>> START EXTRACTED INFORMATION

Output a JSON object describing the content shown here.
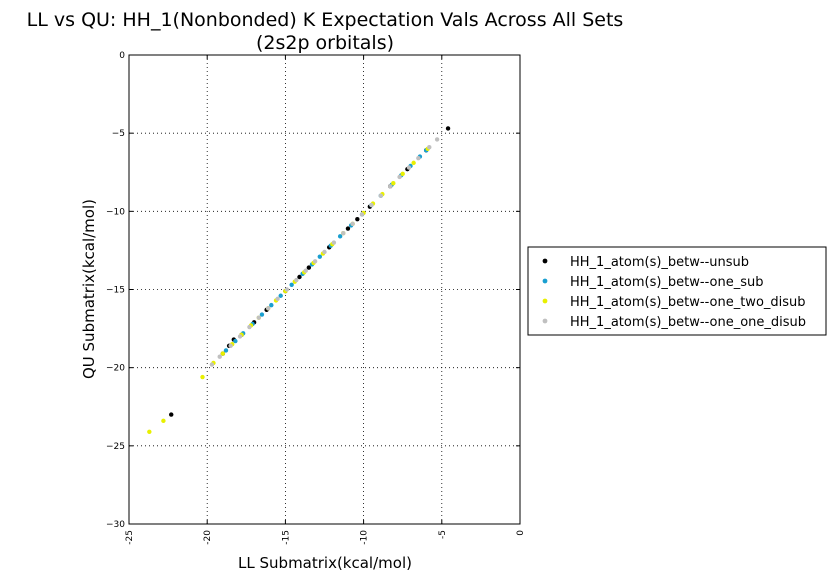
{
  "chart_data": {
    "type": "scatter",
    "title": "LL vs QU: HH_1(Nonbonded) K Expectation Vals Across All Sets",
    "subtitle": "(2s2p orbitals)",
    "xlabel": "LL Submatrix(kcal/mol)",
    "ylabel": "QU Submatrix(kcal/mol)",
    "xlim": [
      -25,
      0
    ],
    "ylim": [
      -30,
      0
    ],
    "xticks": [
      -25,
      -20,
      -15,
      -10,
      -5,
      0
    ],
    "yticks": [
      0,
      -5,
      -10,
      -15,
      -20,
      -25,
      -30
    ],
    "xtick_labels": [
      "-25",
      "-20",
      "-15",
      "-10",
      "-5",
      "0"
    ],
    "ytick_labels": [
      "0",
      "−5",
      "−10",
      "−15",
      "−20",
      "−25",
      "−30"
    ],
    "grid": true,
    "legend_position": "right, outside plot",
    "series": [
      {
        "name": "HH_1_atom(s)_betw--unsub",
        "color": "#000000",
        "x": [
          -4.6,
          -6.0,
          -7.2,
          -8.3,
          -9.6,
          -10.4,
          -11.0,
          -12.2,
          -13.5,
          -14.1,
          -15.0,
          -16.2,
          -17.0,
          -17.8,
          -18.3,
          -18.6,
          -19.0,
          -22.3
        ],
        "y": [
          -4.7,
          -6.1,
          -7.3,
          -8.4,
          -9.7,
          -10.5,
          -11.1,
          -12.3,
          -13.6,
          -14.2,
          -15.1,
          -16.3,
          -17.1,
          -17.9,
          -18.2,
          -18.6,
          -19.1,
          -23.0
        ]
      },
      {
        "name": "HH_1_atom(s)_betw--one_sub",
        "color": "#1a9fd0",
        "x": [
          -6.0,
          -6.4,
          -7.0,
          -7.6,
          -8.2,
          -8.9,
          -9.5,
          -10.1,
          -10.8,
          -11.5,
          -12.1,
          -12.8,
          -13.3,
          -13.9,
          -14.6,
          -15.3,
          -15.9,
          -16.5,
          -17.1,
          -17.7,
          -18.2,
          -18.8
        ],
        "y": [
          -6.1,
          -6.5,
          -7.1,
          -7.7,
          -8.3,
          -9.0,
          -9.6,
          -10.2,
          -10.9,
          -11.6,
          -12.2,
          -12.9,
          -13.4,
          -14.0,
          -14.7,
          -15.4,
          -16.0,
          -16.6,
          -17.2,
          -17.8,
          -18.3,
          -18.9
        ]
      },
      {
        "name": "HH_1_atom(s)_betw--one_two_disub",
        "color": "#e8f000",
        "x": [
          -5.9,
          -6.8,
          -7.5,
          -8.1,
          -8.8,
          -9.4,
          -10.0,
          -10.7,
          -11.3,
          -12.0,
          -12.6,
          -13.2,
          -13.8,
          -14.4,
          -15.0,
          -15.6,
          -16.1,
          -16.7,
          -17.2,
          -17.8,
          -18.4,
          -19.0,
          -19.6,
          -20.3,
          -22.8,
          -23.7
        ],
        "y": [
          -6.0,
          -6.9,
          -7.6,
          -8.2,
          -8.9,
          -9.5,
          -10.1,
          -10.8,
          -11.4,
          -12.1,
          -12.7,
          -13.3,
          -13.9,
          -14.5,
          -15.1,
          -15.7,
          -16.2,
          -16.8,
          -17.3,
          -17.9,
          -18.5,
          -19.1,
          -19.7,
          -20.6,
          -23.4,
          -24.1
        ]
      },
      {
        "name": "HH_1_atom(s)_betw--one_one_disub",
        "color": "#c0c0c0",
        "x": [
          -5.3,
          -5.8,
          -6.5,
          -7.1,
          -7.7,
          -8.3,
          -8.9,
          -9.5,
          -10.1,
          -10.7,
          -11.3,
          -11.9,
          -12.5,
          -13.1,
          -13.7,
          -14.3,
          -14.9,
          -15.5,
          -16.1,
          -16.7,
          -17.3,
          -17.9,
          -18.5,
          -19.2,
          -19.7
        ],
        "y": [
          -5.4,
          -5.9,
          -6.6,
          -7.2,
          -7.8,
          -8.4,
          -9.0,
          -9.6,
          -10.2,
          -10.8,
          -11.4,
          -12.0,
          -12.6,
          -13.2,
          -13.8,
          -14.4,
          -15.0,
          -15.6,
          -16.2,
          -16.8,
          -17.4,
          -18.0,
          -18.6,
          -19.3,
          -19.8
        ]
      }
    ]
  }
}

>> END EXTRACTED INFORMATION

Write out the listing above exactly as it stands, pictures excluded.

▶ [THE RESULT]:
Output a JSON object describing the content shown here.
{
  "chart_data": {
    "type": "scatter",
    "title": "LL vs QU: HH_1(Nonbonded) K Expectation Vals Across All Sets",
    "subtitle": "(2s2p orbitals)",
    "xlabel": "LL Submatrix(kcal/mol)",
    "ylabel": "QU Submatrix(kcal/mol)",
    "xlim": [
      -25,
      0
    ],
    "ylim": [
      -30,
      0
    ],
    "xticks": [
      -25,
      -20,
      -15,
      -10,
      -5,
      0
    ],
    "yticks": [
      0,
      -5,
      -10,
      -15,
      -20,
      -25,
      -30
    ],
    "xtick_labels": [
      "-25",
      "-20",
      "-15",
      "-10",
      "-5",
      "0"
    ],
    "ytick_labels": [
      "0",
      "−5",
      "−10",
      "−15",
      "−20",
      "−25",
      "−30"
    ],
    "grid": true,
    "legend_position": "right, outside plot",
    "series": [
      {
        "name": "HH_1_atom(s)_betw--unsub",
        "color": "#000000",
        "x": [
          -4.6,
          -6.0,
          -7.2,
          -8.3,
          -9.6,
          -10.4,
          -11.0,
          -12.2,
          -13.5,
          -14.1,
          -15.0,
          -16.2,
          -17.0,
          -17.8,
          -18.3,
          -18.6,
          -19.0,
          -22.3
        ],
        "y": [
          -4.7,
          -6.1,
          -7.3,
          -8.4,
          -9.7,
          -10.5,
          -11.1,
          -12.3,
          -13.6,
          -14.2,
          -15.1,
          -16.3,
          -17.1,
          -17.9,
          -18.2,
          -18.6,
          -19.1,
          -23.0
        ]
      },
      {
        "name": "HH_1_atom(s)_betw--one_sub",
        "color": "#1a9fd0",
        "x": [
          -6.0,
          -6.4,
          -7.0,
          -7.6,
          -8.2,
          -8.9,
          -9.5,
          -10.1,
          -10.8,
          -11.5,
          -12.1,
          -12.8,
          -13.3,
          -13.9,
          -14.6,
          -15.3,
          -15.9,
          -16.5,
          -17.1,
          -17.7,
          -18.2,
          -18.8
        ],
        "y": [
          -6.1,
          -6.5,
          -7.1,
          -7.7,
          -8.3,
          -9.0,
          -9.6,
          -10.2,
          -10.9,
          -11.6,
          -12.2,
          -12.9,
          -13.4,
          -14.0,
          -14.7,
          -15.4,
          -16.0,
          -16.6,
          -17.2,
          -17.8,
          -18.3,
          -18.9
        ]
      },
      {
        "name": "HH_1_atom(s)_betw--one_two_disub",
        "color": "#e8f000",
        "x": [
          -5.9,
          -6.8,
          -7.5,
          -8.1,
          -8.8,
          -9.4,
          -10.0,
          -10.7,
          -11.3,
          -12.0,
          -12.6,
          -13.2,
          -13.8,
          -14.4,
          -15.0,
          -15.6,
          -16.1,
          -16.7,
          -17.2,
          -17.8,
          -18.4,
          -19.0,
          -19.6,
          -20.3,
          -22.8,
          -23.7
        ],
        "y": [
          -6.0,
          -6.9,
          -7.6,
          -8.2,
          -8.9,
          -9.5,
          -10.1,
          -10.8,
          -11.4,
          -12.1,
          -12.7,
          -13.3,
          -13.9,
          -14.5,
          -15.1,
          -15.7,
          -16.2,
          -16.8,
          -17.3,
          -17.9,
          -18.5,
          -19.1,
          -19.7,
          -20.6,
          -23.4,
          -24.1
        ]
      },
      {
        "name": "HH_1_atom(s)_betw--one_one_disub",
        "color": "#c0c0c0",
        "x": [
          -5.3,
          -5.8,
          -6.5,
          -7.1,
          -7.7,
          -8.3,
          -8.9,
          -9.5,
          -10.1,
          -10.7,
          -11.3,
          -11.9,
          -12.5,
          -13.1,
          -13.7,
          -14.3,
          -14.9,
          -15.5,
          -16.1,
          -16.7,
          -17.3,
          -17.9,
          -18.5,
          -19.2,
          -19.7
        ],
        "y": [
          -5.4,
          -5.9,
          -6.6,
          -7.2,
          -7.8,
          -8.4,
          -9.0,
          -9.6,
          -10.2,
          -10.8,
          -11.4,
          -12.0,
          -12.6,
          -13.2,
          -13.8,
          -14.4,
          -15.0,
          -15.6,
          -16.2,
          -16.8,
          -17.4,
          -18.0,
          -18.6,
          -19.3,
          -19.8
        ]
      }
    ]
  }
}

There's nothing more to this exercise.